— start of INFORMATION SHOWN —

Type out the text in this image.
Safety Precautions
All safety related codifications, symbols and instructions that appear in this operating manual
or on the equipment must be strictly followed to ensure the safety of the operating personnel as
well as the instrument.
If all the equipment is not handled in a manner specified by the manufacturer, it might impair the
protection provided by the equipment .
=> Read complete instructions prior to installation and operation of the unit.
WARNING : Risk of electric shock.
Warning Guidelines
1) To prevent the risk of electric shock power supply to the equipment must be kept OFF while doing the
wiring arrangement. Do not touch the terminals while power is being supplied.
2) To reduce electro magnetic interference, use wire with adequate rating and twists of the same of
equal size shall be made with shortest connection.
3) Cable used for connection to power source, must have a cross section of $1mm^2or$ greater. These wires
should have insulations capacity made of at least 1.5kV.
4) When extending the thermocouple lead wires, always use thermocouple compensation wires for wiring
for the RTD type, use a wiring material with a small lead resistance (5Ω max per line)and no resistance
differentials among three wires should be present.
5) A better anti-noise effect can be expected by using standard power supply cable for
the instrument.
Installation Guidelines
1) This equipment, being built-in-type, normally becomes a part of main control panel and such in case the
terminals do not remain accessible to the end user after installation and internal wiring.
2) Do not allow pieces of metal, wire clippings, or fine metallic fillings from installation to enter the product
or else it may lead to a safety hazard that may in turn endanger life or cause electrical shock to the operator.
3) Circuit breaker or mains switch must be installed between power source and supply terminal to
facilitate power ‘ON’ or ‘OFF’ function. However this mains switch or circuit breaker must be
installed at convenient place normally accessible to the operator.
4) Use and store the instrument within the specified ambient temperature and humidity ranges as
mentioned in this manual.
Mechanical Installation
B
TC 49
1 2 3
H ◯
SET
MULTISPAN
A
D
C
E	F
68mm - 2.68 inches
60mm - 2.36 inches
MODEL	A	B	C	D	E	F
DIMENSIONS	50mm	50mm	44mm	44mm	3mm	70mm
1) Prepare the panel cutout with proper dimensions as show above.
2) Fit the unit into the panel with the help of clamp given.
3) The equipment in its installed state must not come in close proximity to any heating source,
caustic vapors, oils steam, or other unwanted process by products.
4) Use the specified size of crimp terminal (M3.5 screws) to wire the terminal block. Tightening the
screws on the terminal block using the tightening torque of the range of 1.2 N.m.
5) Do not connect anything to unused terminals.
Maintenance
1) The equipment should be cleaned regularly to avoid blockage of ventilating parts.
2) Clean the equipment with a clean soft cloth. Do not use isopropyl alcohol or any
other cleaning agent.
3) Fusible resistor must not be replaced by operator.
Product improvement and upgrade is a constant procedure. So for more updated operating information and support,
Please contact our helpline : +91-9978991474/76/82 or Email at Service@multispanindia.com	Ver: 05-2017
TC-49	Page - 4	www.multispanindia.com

— end of INFORMATION SHOWN —

TASK TO COMPLETE: Filter out all lines lacking the word "operator" and copy the rest.

ANSWER TO THIS EXERCISE:
or else it may lead to a safety hazard that may in turn endanger life or cause electrical shock to the operator.
installed at convenient place normally accessible to the operator.
3) Fusible resistor must not be replaced by operator.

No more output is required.